Repeat every line of the material, character for character.

__RAW RECORDS__.
==*==

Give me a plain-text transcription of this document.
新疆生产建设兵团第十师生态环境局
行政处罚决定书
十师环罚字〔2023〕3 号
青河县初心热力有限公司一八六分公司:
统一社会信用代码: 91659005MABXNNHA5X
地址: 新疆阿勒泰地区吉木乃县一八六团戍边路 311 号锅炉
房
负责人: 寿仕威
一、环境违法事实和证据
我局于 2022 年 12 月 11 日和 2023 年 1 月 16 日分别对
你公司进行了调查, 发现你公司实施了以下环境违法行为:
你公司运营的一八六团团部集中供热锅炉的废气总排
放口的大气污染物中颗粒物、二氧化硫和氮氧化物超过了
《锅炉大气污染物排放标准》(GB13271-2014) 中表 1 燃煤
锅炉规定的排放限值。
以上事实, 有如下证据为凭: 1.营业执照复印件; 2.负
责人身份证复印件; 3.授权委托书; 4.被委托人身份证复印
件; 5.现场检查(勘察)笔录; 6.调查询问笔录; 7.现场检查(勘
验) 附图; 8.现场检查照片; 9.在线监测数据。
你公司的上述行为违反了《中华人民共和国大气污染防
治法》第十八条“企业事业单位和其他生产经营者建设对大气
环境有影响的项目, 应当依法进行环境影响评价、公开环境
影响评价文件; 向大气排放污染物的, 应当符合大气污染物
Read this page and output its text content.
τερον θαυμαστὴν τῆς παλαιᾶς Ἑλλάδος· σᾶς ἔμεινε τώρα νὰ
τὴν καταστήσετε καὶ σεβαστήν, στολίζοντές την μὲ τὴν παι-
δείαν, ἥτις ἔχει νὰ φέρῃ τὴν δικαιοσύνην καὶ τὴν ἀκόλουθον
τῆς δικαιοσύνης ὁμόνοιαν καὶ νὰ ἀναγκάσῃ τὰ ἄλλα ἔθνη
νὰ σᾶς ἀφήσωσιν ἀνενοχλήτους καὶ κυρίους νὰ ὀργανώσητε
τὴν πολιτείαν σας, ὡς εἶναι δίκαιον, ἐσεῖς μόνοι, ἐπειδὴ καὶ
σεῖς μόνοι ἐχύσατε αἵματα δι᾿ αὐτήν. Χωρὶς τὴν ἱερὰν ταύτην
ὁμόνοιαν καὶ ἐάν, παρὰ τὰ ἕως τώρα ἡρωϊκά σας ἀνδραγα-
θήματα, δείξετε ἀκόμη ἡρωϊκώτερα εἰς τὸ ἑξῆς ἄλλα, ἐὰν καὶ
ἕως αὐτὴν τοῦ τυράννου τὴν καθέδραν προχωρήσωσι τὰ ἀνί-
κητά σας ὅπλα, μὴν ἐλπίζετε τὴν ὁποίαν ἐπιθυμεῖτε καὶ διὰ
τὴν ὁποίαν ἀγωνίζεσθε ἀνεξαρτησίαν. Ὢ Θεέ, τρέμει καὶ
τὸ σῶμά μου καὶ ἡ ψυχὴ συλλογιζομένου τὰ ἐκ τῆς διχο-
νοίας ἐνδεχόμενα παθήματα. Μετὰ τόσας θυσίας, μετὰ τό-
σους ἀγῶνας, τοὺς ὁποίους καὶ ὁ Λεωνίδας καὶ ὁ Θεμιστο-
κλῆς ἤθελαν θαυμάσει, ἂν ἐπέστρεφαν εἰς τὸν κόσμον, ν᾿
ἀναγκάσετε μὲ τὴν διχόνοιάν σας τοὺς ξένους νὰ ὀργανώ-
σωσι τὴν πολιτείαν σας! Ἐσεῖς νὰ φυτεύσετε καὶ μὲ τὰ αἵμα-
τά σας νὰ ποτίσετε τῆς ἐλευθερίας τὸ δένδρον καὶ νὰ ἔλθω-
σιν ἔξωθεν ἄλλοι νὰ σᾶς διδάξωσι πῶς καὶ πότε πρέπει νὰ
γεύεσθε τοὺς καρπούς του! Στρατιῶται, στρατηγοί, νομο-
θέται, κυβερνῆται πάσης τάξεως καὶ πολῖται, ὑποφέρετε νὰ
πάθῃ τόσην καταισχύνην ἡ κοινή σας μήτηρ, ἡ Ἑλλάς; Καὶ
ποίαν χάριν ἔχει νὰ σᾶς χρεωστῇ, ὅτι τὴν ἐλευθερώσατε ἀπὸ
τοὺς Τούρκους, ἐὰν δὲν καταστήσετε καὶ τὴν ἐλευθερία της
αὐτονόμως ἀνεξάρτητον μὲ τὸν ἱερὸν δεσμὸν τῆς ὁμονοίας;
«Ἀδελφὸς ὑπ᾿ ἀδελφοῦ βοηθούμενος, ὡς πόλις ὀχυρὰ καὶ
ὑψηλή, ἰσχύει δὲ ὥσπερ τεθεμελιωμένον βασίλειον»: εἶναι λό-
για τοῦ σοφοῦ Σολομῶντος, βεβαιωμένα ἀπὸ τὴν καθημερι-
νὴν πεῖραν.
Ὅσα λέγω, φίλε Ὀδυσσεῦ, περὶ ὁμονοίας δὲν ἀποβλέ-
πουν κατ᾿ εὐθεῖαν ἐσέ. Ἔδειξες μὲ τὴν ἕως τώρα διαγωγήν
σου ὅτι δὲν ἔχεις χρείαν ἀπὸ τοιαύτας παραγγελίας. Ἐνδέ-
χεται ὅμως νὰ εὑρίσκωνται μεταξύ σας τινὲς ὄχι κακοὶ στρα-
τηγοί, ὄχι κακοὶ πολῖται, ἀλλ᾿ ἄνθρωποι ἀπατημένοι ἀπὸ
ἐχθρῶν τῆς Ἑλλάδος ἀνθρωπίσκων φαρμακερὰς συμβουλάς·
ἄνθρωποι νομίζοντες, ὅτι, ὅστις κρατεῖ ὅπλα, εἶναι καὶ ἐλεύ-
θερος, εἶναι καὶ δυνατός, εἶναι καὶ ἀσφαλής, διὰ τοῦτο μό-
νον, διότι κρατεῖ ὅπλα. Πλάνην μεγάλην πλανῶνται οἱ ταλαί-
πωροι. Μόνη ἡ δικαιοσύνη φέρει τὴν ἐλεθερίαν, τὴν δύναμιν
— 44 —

==*==

__EXERCISE OUTPUT__.
Give me a plain-text transcription of this document.
新疆生产建设兵团第十师生态环境局
行政处罚决定书
十师环罚字〔2023〕3 号
青河县初心热力有限公司一八六分公司:
统一社会信用代码: 91659005MABXNNHA5X
地址: 新疆阿勒泰地区吉木乃县一八六团戍边路 311 号锅炉
房
负责人: 寿仕威
一、环境违法事实和证据
我局于 2022 年 12 月 11 日和 2023 年 1 月 16 日分别对
你公司进行了调查, 发现你公司实施了以下环境违法行为:
你公司运营的一八六团团部集中供热锅炉的废气总排
放口的大气污染物中颗粒物、二氧化硫和氮氧化物超过了
《锅炉大气污染物排放标准》(GB13271-2014) 中表 1 燃煤
锅炉规定的排放限值。
以上事实, 有如下证据为凭: 1.营业执照复印件; 2.负
责人身份证复印件; 3.授权委托书; 4.被委托人身份证复印
件; 5.现场检查(勘察)笔录; 6.调查询问笔录; 7.现场检查(勘
验) 附图; 8.现场检查照片; 9.在线监测数据。
你公司的上述行为违反了《中华人民共和国大气污染防
治法》第十八条“企业事业单位和其他生产经营者建设对大气
环境有影响的项目, 应当依法进行环境影响评价、公开环境
影响评价文件; 向大气排放污染物的, 应当符合大气污染物
Read this page and output its text content.
τερον θαυμαστὴν τῆς παλαιᾶς Ἑλλάδος· σᾶς ἔμεινε τώρα νὰ
τὴν καταστήσετε καὶ σεβαστήν, στολίζοντές την μὲ τὴν παι-
δείαν, ἥτις ἔχει νὰ φέρῃ τὴν δικαιοσύνην καὶ τὴν ἀκόλουθον
τῆς δικαιοσύνης ὁμόνοιαν καὶ νὰ ἀναγκάσῃ τὰ ἄλλα ἔθνη
νὰ σᾶς ἀφήσωσιν ἀνενοχλήτους καὶ κυρίους νὰ ὀργανώσητε
τὴν πολιτείαν σας, ὡς εἶναι δίκαιον, ἐσεῖς μόνοι, ἐπειδὴ καὶ
σεῖς μόνοι ἐχύσατε αἵματα δι᾿ αὐτήν. Χωρὶς τὴν ἱερὰν ταύτην
ὁμόνοιαν καὶ ἐάν, παρὰ τὰ ἕως τώρα ἡρωϊκά σας ἀνδραγα-
θήματα, δείξετε ἀκόμη ἡρωϊκώτερα εἰς τὸ ἑξῆς ἄλλα, ἐὰν καὶ
ἕως αὐτὴν τοῦ τυράννου τὴν καθέδραν προχωρήσωσι τὰ ἀνί-
κητά σας ὅπλα, μὴν ἐλπίζετε τὴν ὁποίαν ἐπιθυμεῖτε καὶ διὰ
τὴν ὁποίαν ἀγωνίζεσθε ἀνεξαρτησίαν. Ὢ Θεέ, τρέμει καὶ
τὸ σῶμά μου καὶ ἡ ψυχὴ συλλογιζομένου τὰ ἐκ τῆς διχο-
νοίας ἐνδεχόμενα παθήματα. Μετὰ τόσας θυσίας, μετὰ τό-
σους ἀγῶνας, τοὺς ὁποίους καὶ ὁ Λεωνίδας καὶ ὁ Θεμιστο-
κλῆς ἤθελαν θαυμάσει, ἂν ἐπέστρεφαν εἰς τὸν κόσμον, ν᾿
ἀναγκάσετε μὲ τὴν διχόνοιάν σας τοὺς ξένους νὰ ὀργανώ-
σωσι τὴν πολιτείαν σας! Ἐσεῖς νὰ φυτεύσετε καὶ μὲ τὰ αἵμα-
τά σας νὰ ποτίσετε τῆς ἐλευθερίας τὸ δένδρον καὶ νὰ ἔλθω-
σιν ἔξωθεν ἄλλοι νὰ σᾶς διδάξωσι πῶς καὶ πότε πρέπει νὰ
γεύεσθε τοὺς καρπούς του! Στρατιῶται, στρατηγοί, νομο-
θέται, κυβερνῆται πάσης τάξεως καὶ πολῖται, ὑποφέρετε νὰ
πάθῃ τόσην καταισχύνην ἡ κοινή σας μήτηρ, ἡ Ἑλλάς; Καὶ
ποίαν χάριν ἔχει νὰ σᾶς χρεωστῇ, ὅτι τὴν ἐλευθερώσατε ἀπὸ
τοὺς Τούρκους, ἐὰν δὲν καταστήσετε καὶ τὴν ἐλευθερία της
αὐτονόμως ἀνεξάρτητον μὲ τὸν ἱερὸν δεσμὸν τῆς ὁμονοίας;
«Ἀδελφὸς ὑπ᾿ ἀδελφοῦ βοηθούμενος, ὡς πόλις ὀχυρὰ καὶ
ὑψηλή, ἰσχύει δὲ ὥσπερ τεθεμελιωμένον βασίλειον»: εἶναι λό-
για τοῦ σοφοῦ Σολομῶντος, βεβαιωμένα ἀπὸ τὴν καθημερι-
νὴν πεῖραν.
Ὅσα λέγω, φίλε Ὀδυσσεῦ, περὶ ὁμονοίας δὲν ἀποβλέ-
πουν κατ᾿ εὐθεῖαν ἐσέ. Ἔδειξες μὲ τὴν ἕως τώρα διαγωγήν
σου ὅτι δὲν ἔχεις χρείαν ἀπὸ τοιαύτας παραγγελίας. Ἐνδέ-
χεται ὅμως νὰ εὑρίσκωνται μεταξύ σας τινὲς ὄχι κακοὶ στρα-
τηγοί, ὄχι κακοὶ πολῖται, ἀλλ᾿ ἄνθρωποι ἀπατημένοι ἀπὸ
ἐχθρῶν τῆς Ἑλλάδος ἀνθρωπίσκων φαρμακερὰς συμβουλάς·
ἄνθρωποι νομίζοντες, ὅτι, ὅστις κρατεῖ ὅπλα, εἶναι καὶ ἐλεύ-
θερος, εἶναι καὶ δυνατός, εἶναι καὶ ἀσφαλής, διὰ τοῦτο μό-
νον, διότι κρατεῖ ὅπλα. Πλάνην μεγάλην πλανῶνται οἱ ταλαί-
πωροι. Μόνη ἡ δικαιοσύνη φέρει τὴν ἐλεθερίαν, τὴν δύναμιν
— 44 —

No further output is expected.